- _Data for this task_
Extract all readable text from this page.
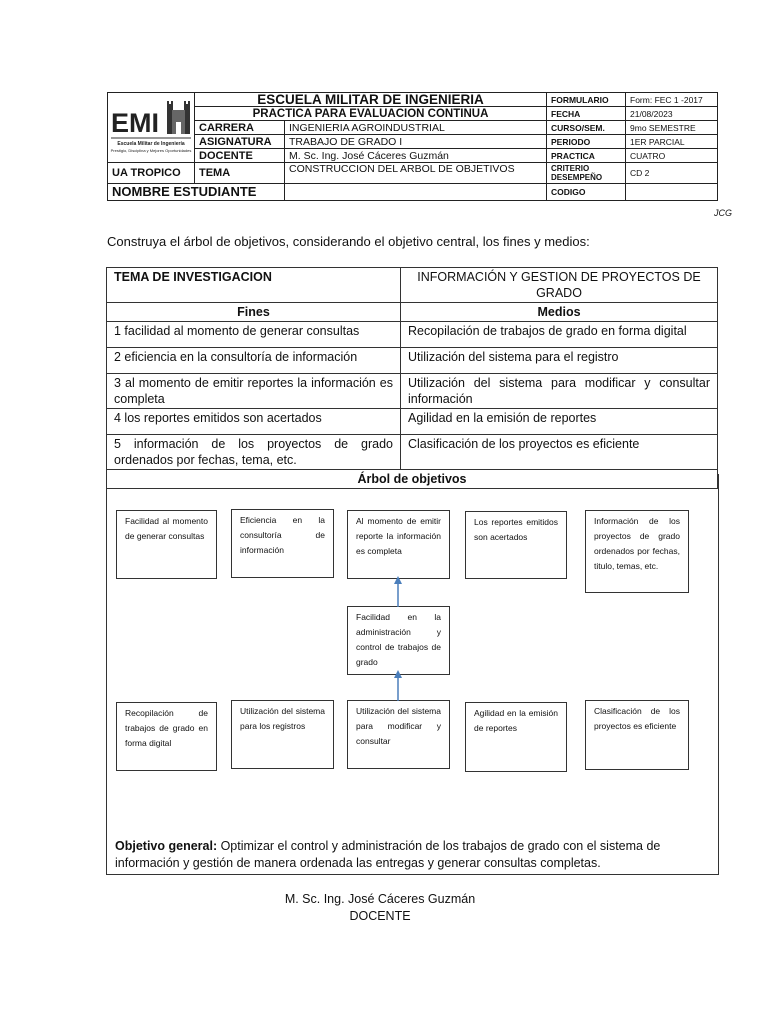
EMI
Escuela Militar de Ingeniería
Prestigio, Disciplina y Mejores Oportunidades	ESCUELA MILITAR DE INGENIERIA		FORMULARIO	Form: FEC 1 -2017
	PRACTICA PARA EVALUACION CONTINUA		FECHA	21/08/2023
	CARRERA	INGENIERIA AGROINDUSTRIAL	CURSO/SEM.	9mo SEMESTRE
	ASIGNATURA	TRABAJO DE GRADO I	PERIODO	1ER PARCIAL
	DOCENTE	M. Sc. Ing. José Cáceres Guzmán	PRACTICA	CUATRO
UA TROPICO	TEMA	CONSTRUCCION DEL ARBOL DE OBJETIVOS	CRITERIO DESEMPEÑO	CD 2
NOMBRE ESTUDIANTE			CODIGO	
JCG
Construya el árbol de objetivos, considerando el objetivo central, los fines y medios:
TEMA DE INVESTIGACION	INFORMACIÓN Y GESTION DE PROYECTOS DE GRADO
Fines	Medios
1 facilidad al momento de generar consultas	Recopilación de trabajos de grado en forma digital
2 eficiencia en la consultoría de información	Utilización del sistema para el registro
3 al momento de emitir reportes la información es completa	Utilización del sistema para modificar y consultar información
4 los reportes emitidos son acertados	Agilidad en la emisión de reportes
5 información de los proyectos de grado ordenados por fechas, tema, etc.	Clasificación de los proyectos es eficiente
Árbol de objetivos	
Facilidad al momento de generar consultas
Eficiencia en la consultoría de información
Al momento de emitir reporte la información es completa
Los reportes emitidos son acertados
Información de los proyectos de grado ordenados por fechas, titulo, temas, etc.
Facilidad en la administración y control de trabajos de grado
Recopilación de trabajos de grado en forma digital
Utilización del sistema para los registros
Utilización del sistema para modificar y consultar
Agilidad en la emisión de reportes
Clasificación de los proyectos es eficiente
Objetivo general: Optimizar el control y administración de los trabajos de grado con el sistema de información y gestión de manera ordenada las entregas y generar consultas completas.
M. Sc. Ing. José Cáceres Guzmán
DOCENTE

...

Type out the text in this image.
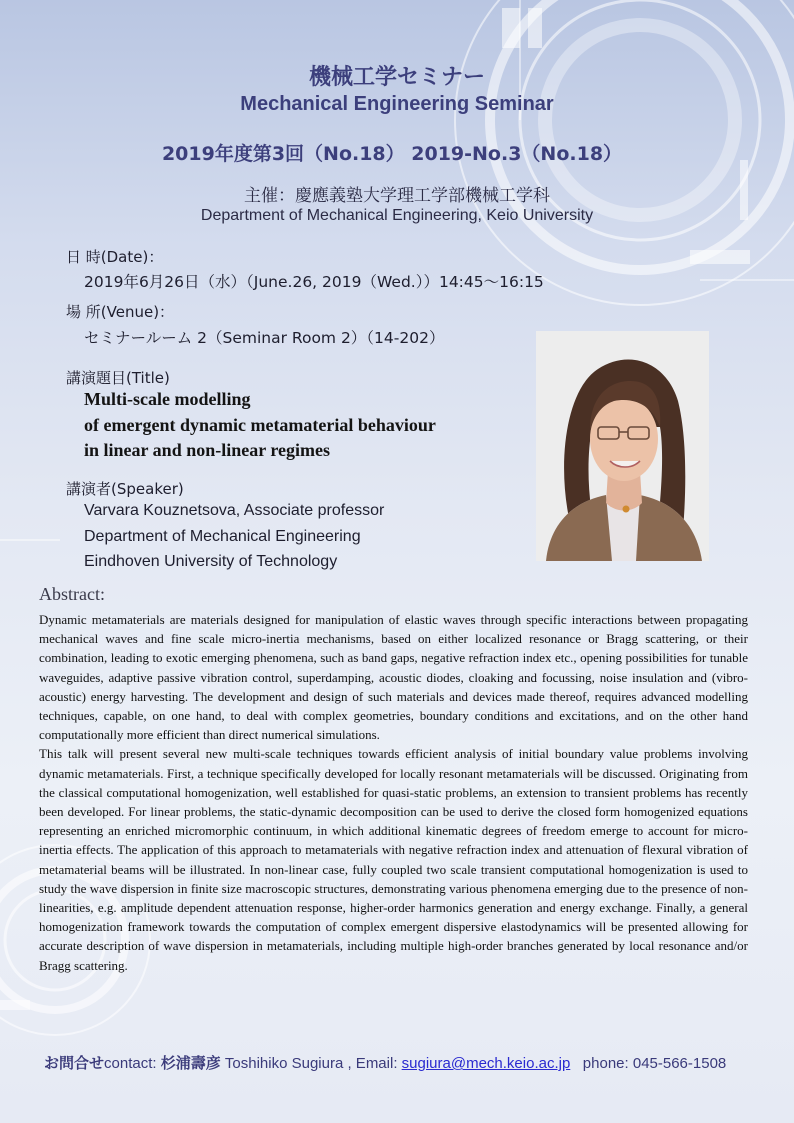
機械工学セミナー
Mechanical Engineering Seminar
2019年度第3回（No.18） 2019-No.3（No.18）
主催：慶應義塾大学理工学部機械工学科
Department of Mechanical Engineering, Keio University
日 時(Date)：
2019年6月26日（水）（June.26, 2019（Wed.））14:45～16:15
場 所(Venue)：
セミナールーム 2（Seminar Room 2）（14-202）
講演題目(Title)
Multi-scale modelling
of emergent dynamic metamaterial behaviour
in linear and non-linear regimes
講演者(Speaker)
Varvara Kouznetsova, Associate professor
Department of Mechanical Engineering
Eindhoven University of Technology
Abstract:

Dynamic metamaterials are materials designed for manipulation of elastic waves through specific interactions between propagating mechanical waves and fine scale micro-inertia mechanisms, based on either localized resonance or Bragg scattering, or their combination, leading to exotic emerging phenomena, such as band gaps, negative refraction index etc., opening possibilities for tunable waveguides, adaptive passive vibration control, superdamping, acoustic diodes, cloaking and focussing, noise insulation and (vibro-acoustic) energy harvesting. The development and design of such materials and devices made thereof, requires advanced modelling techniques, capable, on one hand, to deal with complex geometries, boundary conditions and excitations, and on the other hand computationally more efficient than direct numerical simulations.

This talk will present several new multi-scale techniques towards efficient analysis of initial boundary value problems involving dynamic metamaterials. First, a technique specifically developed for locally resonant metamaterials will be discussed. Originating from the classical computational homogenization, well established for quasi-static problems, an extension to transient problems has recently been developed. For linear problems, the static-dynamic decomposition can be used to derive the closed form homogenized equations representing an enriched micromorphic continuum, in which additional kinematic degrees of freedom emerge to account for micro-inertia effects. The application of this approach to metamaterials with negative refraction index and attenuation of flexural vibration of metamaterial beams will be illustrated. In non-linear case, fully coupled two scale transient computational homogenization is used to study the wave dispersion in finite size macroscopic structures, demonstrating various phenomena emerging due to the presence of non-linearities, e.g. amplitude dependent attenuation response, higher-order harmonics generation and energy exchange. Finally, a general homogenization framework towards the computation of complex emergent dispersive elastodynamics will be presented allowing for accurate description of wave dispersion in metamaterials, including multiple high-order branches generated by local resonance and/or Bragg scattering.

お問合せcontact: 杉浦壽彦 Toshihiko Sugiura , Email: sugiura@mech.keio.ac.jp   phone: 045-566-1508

- _Problem to work on_
Count each line of the entries that holds the word "Engineering", then state the total and nothing more.

- _Result of this exercise_
3